----- AVAILABLE DATA -----
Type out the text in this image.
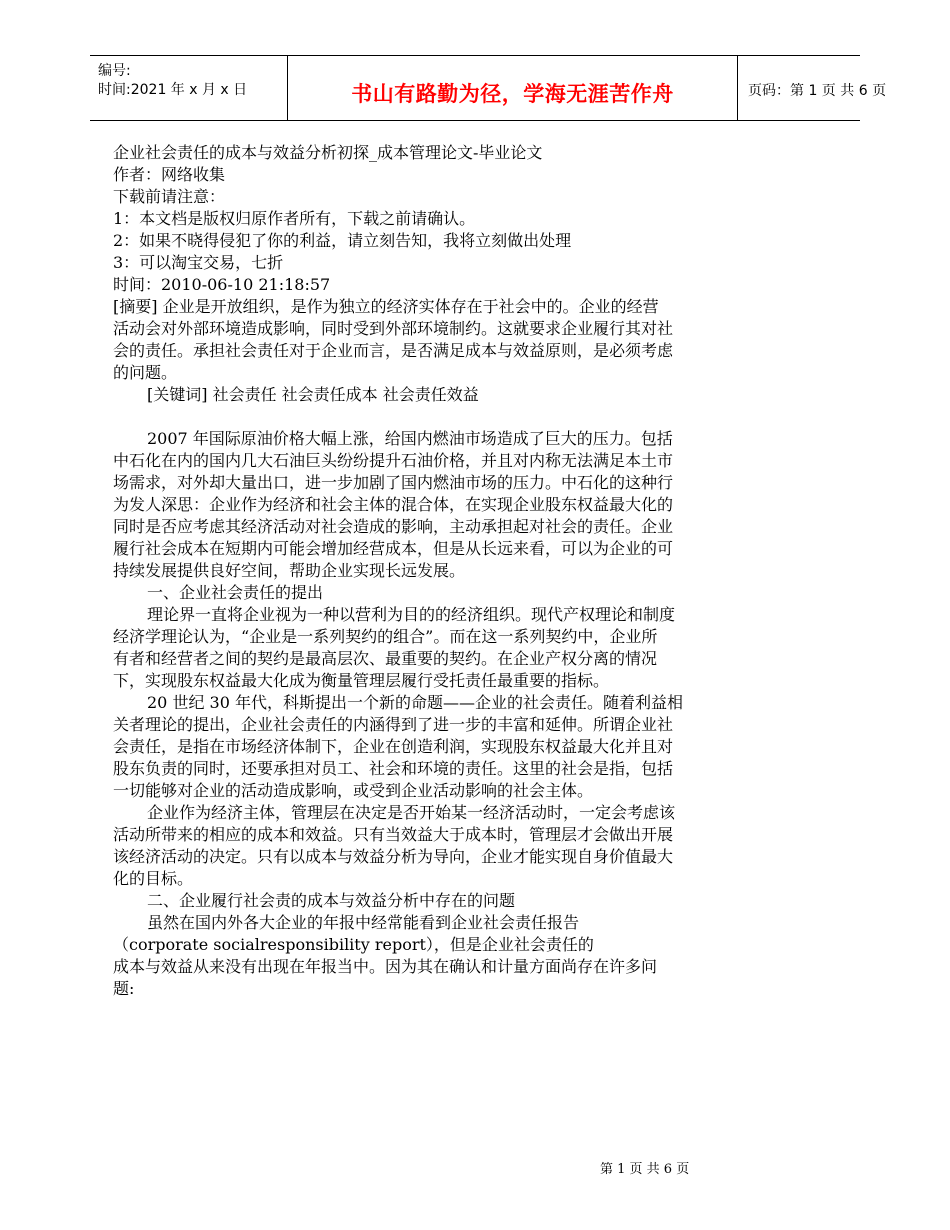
编号:
时间:2021 年 x 月 x 日	书山有路勤为径，学海无涯苦作舟	页码：第 1 页 共 6 页
企业社会责任的成本与效益分析初探_成本管理论文-毕业论文
作者：网络收集
下载前请注意：
1：本文档是版权归原作者所有，下载之前请确认。
2：如果不晓得侵犯了你的利益，请立刻告知，我将立刻做出处理
3：可以淘宝交易，七折
时间：2010-06-10 21:18:57
[摘要] 企业是开放组织，是作为独立的经济实体存在于社会中的。企业的经营
活动会对外部环境造成影响，同时受到外部环境制约。这就要求企业履行其对社
会的责任。承担社会责任对于企业而言，是否满足成本与效益原则，是必须考虑
的问题。
[关键词] 社会责任 社会责任成本 社会责任效益
2007 年国际原油价格大幅上涨，给国内燃油市场造成了巨大的压力。包括
中石化在内的国内几大石油巨头纷纷提升石油价格，并且对内称无法满足本土市
场需求，对外却大量出口，进一步加剧了国内燃油市场的压力。中石化的这种行
为发人深思：企业作为经济和社会主体的混合体，在实现企业股东权益最大化的
同时是否应考虑其经济活动对社会造成的影响，主动承担起对社会的责任。企业
履行社会成本在短期内可能会增加经营成本，但是从长远来看，可以为企业的可
持续发展提供良好空间，帮助企业实现长远发展。
一、企业社会责任的提出
理论界一直将企业视为一种以营利为目的的经济组织。现代产权理论和制度
经济学理论认为，“企业是一系列契约的组合”。而在这一系列契约中，企业所
有者和经营者之间的契约是最高层次、最重要的契约。在企业产权分离的情况
下，实现股东权益最大化成为衡量管理层履行受托责任最重要的指标。
20 世纪 30 年代，科斯提出一个新的命题——企业的社会责任。随着利益相
关者理论的提出，企业社会责任的内涵得到了进一步的丰富和延伸。所谓企业社
会责任，是指在市场经济体制下，企业在创造利润，实现股东权益最大化并且对
股东负责的同时，还要承担对员工、社会和环境的责任。这里的社会是指，包括
一切能够对企业的活动造成影响，或受到企业活动影响的社会主体。
企业作为经济主体，管理层在决定是否开始某一经济活动时，一定会考虑该
活动所带来的相应的成本和效益。只有当效益大于成本时，管理层才会做出开展
该经济活动的决定。只有以成本与效益分析为导向，企业才能实现自身价值最大
化的目标。
二、企业履行社会责的成本与效益分析中存在的问题
虽然在国内外各大企业的年报中经常能看到企业社会责任报告
（corporate socialresponsibility report），但是企业社会责任的
成本与效益从来没有出现在年报当中。因为其在确认和计量方面尚存在许多问
题:
第 1 页 共 6 页
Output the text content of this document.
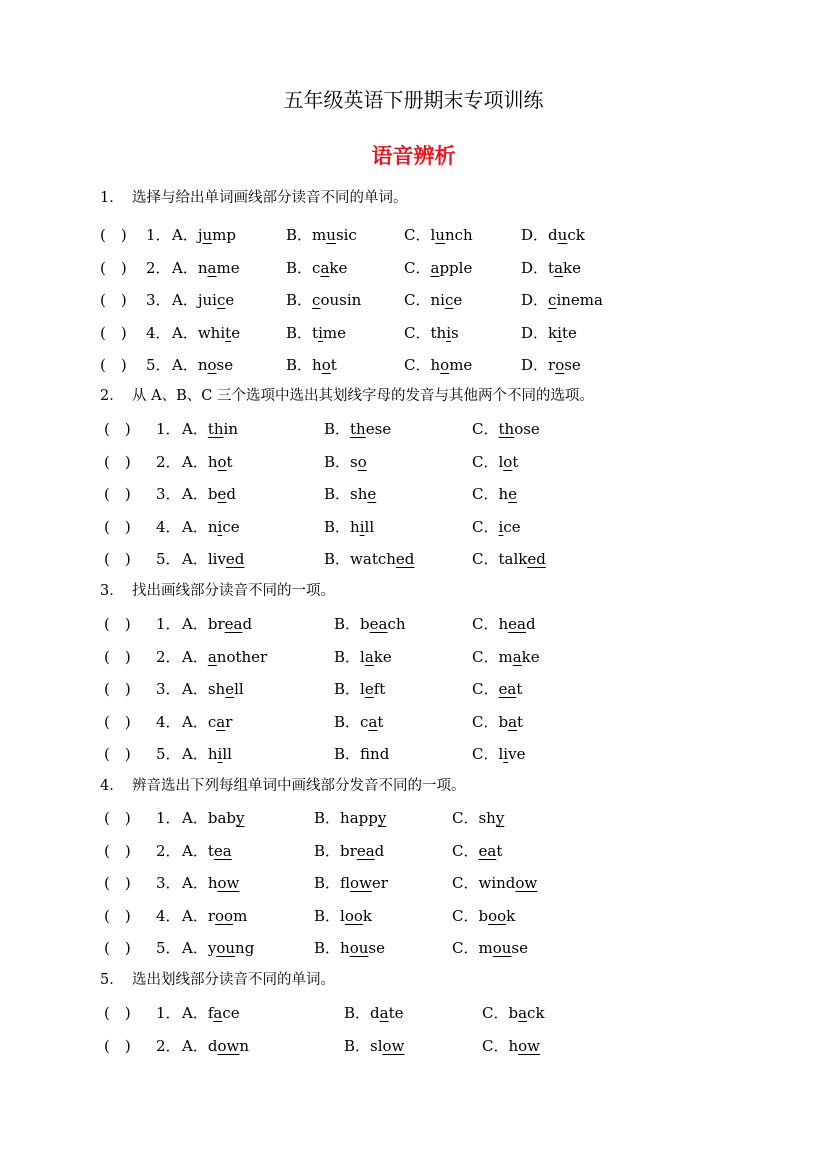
五年级英语下册期末专项训练
语音辨析
1． 选择与给出单词画线部分读音不同的单词。
(　) 1． A．jump	B．music	C．lunch	D．duck
(　) 2． A．name	B．cake	C．apple	D．take
(　) 3． A．juice	B．cousin	C．nice	D．cinema
(　) 4． A．white	B．time	C．this	D．kite
(　) 5． A．nose	B．hot	C．home	D．rose
2． 从 A、B、C 三个选项中选出其划线字母的发音与其他两个不同的选项。
(　) 1． A．thin	B．these	C．those
(　) 2． A．hot	B．so	C．lot
(　) 3． A．bed	B．she	C．he
(　) 4． A．nice	B．hill	C．ice
(　) 5． A．lived	B．watched	C．talked
3． 找出画线部分读音不同的一项。
(　) 1． A．bread	B．beach	C．head
(　) 2． A．another	B．lake	C．make
(　) 3． A．shell	B．left	C．eat
(　) 4． A．car	B．cat	C．bat
(　) 5． A．hill	B．fnd	C．live
4． 辨音选出下列每组单词中画线部分发音不同的一项。
(　) 1． A．baby	B．happy	C．shy
(　) 2． A．tea	B．bread	C．eat
(　) 3． A．how	B．flower	C．window
(　) 4． A．room	B．look	C．book
(　) 5． A．young	B．house	C．mouse
5． 选出划线部分读音不同的单词。
(　) 1． A．face	B．date	C．back
(　) 2． A．down	B．slow	C．how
-----
▸ TASK DESCRIPTION:
Examine the records and report how many lines contain the string "bread". Only the number should be given.

▸ SOLUTION TO THIS EXERCISE:
2